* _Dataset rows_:
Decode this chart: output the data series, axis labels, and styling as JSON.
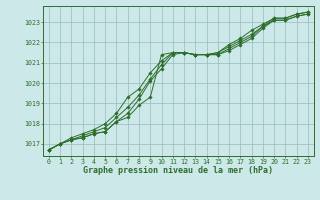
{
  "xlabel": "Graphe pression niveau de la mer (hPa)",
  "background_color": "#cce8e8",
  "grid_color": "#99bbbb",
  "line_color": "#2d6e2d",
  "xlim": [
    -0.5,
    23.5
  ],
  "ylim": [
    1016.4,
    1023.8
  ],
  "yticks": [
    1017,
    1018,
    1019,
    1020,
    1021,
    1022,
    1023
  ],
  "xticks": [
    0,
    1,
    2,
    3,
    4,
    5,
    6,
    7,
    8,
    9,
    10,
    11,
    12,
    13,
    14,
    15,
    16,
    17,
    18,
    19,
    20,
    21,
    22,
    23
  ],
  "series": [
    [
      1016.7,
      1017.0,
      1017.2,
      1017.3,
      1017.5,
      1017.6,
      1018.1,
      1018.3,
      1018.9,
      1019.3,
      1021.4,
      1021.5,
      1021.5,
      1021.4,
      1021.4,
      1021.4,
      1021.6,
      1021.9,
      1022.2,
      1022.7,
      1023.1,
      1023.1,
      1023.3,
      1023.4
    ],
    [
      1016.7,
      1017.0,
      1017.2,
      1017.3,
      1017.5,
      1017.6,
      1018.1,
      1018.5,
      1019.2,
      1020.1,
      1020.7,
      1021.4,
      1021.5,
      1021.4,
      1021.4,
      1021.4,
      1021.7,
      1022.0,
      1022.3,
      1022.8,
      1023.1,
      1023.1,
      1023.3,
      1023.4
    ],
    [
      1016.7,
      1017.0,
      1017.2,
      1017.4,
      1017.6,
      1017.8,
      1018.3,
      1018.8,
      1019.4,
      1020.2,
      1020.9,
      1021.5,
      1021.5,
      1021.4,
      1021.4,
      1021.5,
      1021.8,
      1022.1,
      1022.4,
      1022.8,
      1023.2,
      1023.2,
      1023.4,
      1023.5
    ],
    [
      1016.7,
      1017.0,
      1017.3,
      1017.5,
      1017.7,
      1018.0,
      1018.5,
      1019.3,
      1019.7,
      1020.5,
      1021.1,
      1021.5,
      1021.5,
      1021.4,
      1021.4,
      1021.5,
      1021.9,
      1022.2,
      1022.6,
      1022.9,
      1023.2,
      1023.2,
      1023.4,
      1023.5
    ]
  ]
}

* _DIRECTION_: Pick out each line containing the string "series" and copy it.

* _WRITTEN SOLUTION_:
Decode this chart: output the data series, axis labels, and styling as JSON.
  "series": [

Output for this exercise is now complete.